Required task | Output every entry exactly as given.

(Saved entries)
+-------+

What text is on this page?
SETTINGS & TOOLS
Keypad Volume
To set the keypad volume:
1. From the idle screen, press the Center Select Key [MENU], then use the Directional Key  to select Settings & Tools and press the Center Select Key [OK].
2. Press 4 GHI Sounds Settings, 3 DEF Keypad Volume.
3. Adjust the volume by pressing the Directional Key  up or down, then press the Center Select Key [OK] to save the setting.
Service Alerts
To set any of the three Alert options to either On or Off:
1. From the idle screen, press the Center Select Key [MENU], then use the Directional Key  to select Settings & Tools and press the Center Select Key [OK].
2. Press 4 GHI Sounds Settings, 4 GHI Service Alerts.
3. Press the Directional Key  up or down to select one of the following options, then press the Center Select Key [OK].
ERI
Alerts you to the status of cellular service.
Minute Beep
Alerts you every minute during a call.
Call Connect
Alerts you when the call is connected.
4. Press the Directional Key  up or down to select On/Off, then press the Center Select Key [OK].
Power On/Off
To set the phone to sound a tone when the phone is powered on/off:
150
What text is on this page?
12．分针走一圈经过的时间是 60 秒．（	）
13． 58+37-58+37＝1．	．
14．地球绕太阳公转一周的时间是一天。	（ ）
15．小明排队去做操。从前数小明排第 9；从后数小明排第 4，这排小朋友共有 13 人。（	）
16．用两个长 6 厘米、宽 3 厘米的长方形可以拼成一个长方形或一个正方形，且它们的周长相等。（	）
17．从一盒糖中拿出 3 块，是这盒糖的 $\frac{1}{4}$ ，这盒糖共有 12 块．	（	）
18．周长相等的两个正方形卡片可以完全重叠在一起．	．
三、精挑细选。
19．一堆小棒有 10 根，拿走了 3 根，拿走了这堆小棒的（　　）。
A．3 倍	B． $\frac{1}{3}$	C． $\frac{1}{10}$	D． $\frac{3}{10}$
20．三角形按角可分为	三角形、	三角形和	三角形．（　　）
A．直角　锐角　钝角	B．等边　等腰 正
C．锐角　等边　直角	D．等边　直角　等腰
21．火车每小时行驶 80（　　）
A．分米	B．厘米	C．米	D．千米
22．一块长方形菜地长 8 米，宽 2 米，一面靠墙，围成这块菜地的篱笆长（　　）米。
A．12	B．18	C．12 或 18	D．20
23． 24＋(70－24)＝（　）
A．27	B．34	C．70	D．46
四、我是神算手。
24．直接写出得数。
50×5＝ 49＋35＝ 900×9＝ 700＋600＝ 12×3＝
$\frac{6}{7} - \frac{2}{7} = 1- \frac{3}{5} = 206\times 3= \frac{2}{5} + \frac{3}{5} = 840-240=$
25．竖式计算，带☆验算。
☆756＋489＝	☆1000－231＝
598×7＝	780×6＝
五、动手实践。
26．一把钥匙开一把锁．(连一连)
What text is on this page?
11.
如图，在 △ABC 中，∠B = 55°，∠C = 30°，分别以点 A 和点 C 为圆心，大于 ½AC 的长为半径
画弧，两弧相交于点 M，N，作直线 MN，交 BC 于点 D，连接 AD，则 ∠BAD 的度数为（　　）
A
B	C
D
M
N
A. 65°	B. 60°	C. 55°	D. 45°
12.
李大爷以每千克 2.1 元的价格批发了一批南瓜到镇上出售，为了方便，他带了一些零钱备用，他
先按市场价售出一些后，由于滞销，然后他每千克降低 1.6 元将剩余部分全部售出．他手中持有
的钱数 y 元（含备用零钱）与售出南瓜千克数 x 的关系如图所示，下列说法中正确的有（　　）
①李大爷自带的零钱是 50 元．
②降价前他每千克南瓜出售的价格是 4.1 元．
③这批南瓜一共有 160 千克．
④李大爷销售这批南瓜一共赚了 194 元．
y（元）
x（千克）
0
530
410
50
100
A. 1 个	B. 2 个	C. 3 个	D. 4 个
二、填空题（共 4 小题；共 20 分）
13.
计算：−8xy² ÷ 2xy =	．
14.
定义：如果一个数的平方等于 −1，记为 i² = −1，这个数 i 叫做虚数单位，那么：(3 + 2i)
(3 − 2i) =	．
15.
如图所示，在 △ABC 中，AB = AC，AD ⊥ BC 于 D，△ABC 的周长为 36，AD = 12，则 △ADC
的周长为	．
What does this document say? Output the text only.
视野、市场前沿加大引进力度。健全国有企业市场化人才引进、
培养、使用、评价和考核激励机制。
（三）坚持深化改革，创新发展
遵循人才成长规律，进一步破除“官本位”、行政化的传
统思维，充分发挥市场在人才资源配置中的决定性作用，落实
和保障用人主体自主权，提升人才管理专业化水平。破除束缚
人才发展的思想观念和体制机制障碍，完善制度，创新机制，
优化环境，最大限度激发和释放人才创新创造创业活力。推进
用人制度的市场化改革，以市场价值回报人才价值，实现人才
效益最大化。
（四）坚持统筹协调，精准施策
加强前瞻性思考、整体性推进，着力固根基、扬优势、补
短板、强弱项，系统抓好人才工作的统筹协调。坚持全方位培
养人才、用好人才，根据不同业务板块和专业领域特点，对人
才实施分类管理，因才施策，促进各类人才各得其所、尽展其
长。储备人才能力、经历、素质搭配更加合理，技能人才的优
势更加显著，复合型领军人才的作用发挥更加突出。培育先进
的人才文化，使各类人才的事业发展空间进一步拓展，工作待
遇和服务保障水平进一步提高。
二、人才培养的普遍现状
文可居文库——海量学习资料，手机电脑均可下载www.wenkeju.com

+-------+

Result |
What text is on this page?
SETTINGS & TOOLS
Keypad Volume
To set the keypad volume:
1. From the idle screen, press the Center Select Key [MENU], then use the Directional Key  to select Settings & Tools and press the Center Select Key [OK].
2. Press 4 GHI Sounds Settings, 3 DEF Keypad Volume.
3. Adjust the volume by pressing the Directional Key  up or down, then press the Center Select Key [OK] to save the setting.
Service Alerts
To set any of the three Alert options to either On or Off:
1. From the idle screen, press the Center Select Key [MENU], then use the Directional Key  to select Settings & Tools and press the Center Select Key [OK].
2. Press 4 GHI Sounds Settings, 4 GHI Service Alerts.
3. Press the Directional Key  up or down to select one of the following options, then press the Center Select Key [OK].
ERI
Alerts you to the status of cellular service.
Minute Beep
Alerts you every minute during a call.
Call Connect
Alerts you when the call is connected.
4. Press the Directional Key  up or down to select On/Off, then press the Center Select Key [OK].
Power On/Off
To set the phone to sound a tone when the phone is powered on/off:
150
What text is on this page?
12．分针走一圈经过的时间是 60 秒．（	）
13． 58+37-58+37＝1．	．
14．地球绕太阳公转一周的时间是一天。	（ ）
15．小明排队去做操。从前数小明排第 9；从后数小明排第 4，这排小朋友共有 13 人。（	）
16．用两个长 6 厘米、宽 3 厘米的长方形可以拼成一个长方形或一个正方形，且它们的周长相等。（	）
17．从一盒糖中拿出 3 块，是这盒糖的 $\frac{1}{4}$ ，这盒糖共有 12 块．	（	）
18．周长相等的两个正方形卡片可以完全重叠在一起．	．
三、精挑细选。
19．一堆小棒有 10 根，拿走了 3 根，拿走了这堆小棒的（　　）。
A．3 倍	B． $\frac{1}{3}$	C． $\frac{1}{10}$	D． $\frac{3}{10}$
20．三角形按角可分为	三角形、	三角形和	三角形．（　　）
A．直角　锐角　钝角	B．等边　等腰 正
C．锐角　等边　直角	D．等边　直角　等腰
21．火车每小时行驶 80（　　）
A．分米	B．厘米	C．米	D．千米
22．一块长方形菜地长 8 米，宽 2 米，一面靠墙，围成这块菜地的篱笆长（　　）米。
A．12	B．18	C．12 或 18	D．20
23． 24＋(70－24)＝（　）
A．27	B．34	C．70	D．46
四、我是神算手。
24．直接写出得数。
50×5＝ 49＋35＝ 900×9＝ 700＋600＝ 12×3＝
$\frac{6}{7} - \frac{2}{7} = 1- \frac{3}{5} = 206\times 3= \frac{2}{5} + \frac{3}{5} = 840-240=$
25．竖式计算，带☆验算。
☆756＋489＝	☆1000－231＝
598×7＝	780×6＝
五、动手实践。
26．一把钥匙开一把锁．(连一连)
What text is on this page?
11.
如图，在 △ABC 中，∠B = 55°，∠C = 30°，分别以点 A 和点 C 为圆心，大于 ½AC 的长为半径
画弧，两弧相交于点 M，N，作直线 MN，交 BC 于点 D，连接 AD，则 ∠BAD 的度数为（　　）
A
B	C
D
M
N
A. 65°	B. 60°	C. 55°	D. 45°
12.
李大爷以每千克 2.1 元的价格批发了一批南瓜到镇上出售，为了方便，他带了一些零钱备用，他
先按市场价售出一些后，由于滞销，然后他每千克降低 1.6 元将剩余部分全部售出．他手中持有
的钱数 y 元（含备用零钱）与售出南瓜千克数 x 的关系如图所示，下列说法中正确的有（　　）
①李大爷自带的零钱是 50 元．
②降价前他每千克南瓜出售的价格是 4.1 元．
③这批南瓜一共有 160 千克．
④李大爷销售这批南瓜一共赚了 194 元．
y（元）
x（千克）
0
530
410
50
100
A. 1 个	B. 2 个	C. 3 个	D. 4 个
二、填空题（共 4 小题；共 20 分）
13.
计算：−8xy² ÷ 2xy =	．
14.
定义：如果一个数的平方等于 −1，记为 i² = −1，这个数 i 叫做虚数单位，那么：(3 + 2i)
(3 − 2i) =	．
15.
如图所示，在 △ABC 中，AB = AC，AD ⊥ BC 于 D，△ABC 的周长为 36，AD = 12，则 △ADC
的周长为	．
What does this document say? Output the text only.
视野、市场前沿加大引进力度。健全国有企业市场化人才引进、
培养、使用、评价和考核激励机制。
（三）坚持深化改革，创新发展
遵循人才成长规律，进一步破除“官本位”、行政化的传
统思维，充分发挥市场在人才资源配置中的决定性作用，落实
和保障用人主体自主权，提升人才管理专业化水平。破除束缚
人才发展的思想观念和体制机制障碍，完善制度，创新机制，
优化环境，最大限度激发和释放人才创新创造创业活力。推进
用人制度的市场化改革，以市场价值回报人才价值，实现人才
效益最大化。
（四）坚持统筹协调，精准施策
加强前瞻性思考、整体性推进，着力固根基、扬优势、补
短板、强弱项，系统抓好人才工作的统筹协调。坚持全方位培
养人才、用好人才，根据不同业务板块和专业领域特点，对人
才实施分类管理，因才施策，促进各类人才各得其所、尽展其
长。储备人才能力、经历、素质搭配更加合理，技能人才的优
势更加显著，复合型领军人才的作用发挥更加突出。培育先进
的人才文化，使各类人才的事业发展空间进一步拓展，工作待
遇和服务保障水平进一步提高。
二、人才培养的普遍现状
文可居文库——海量学习资料，手机电脑均可下载www.wenkeju.com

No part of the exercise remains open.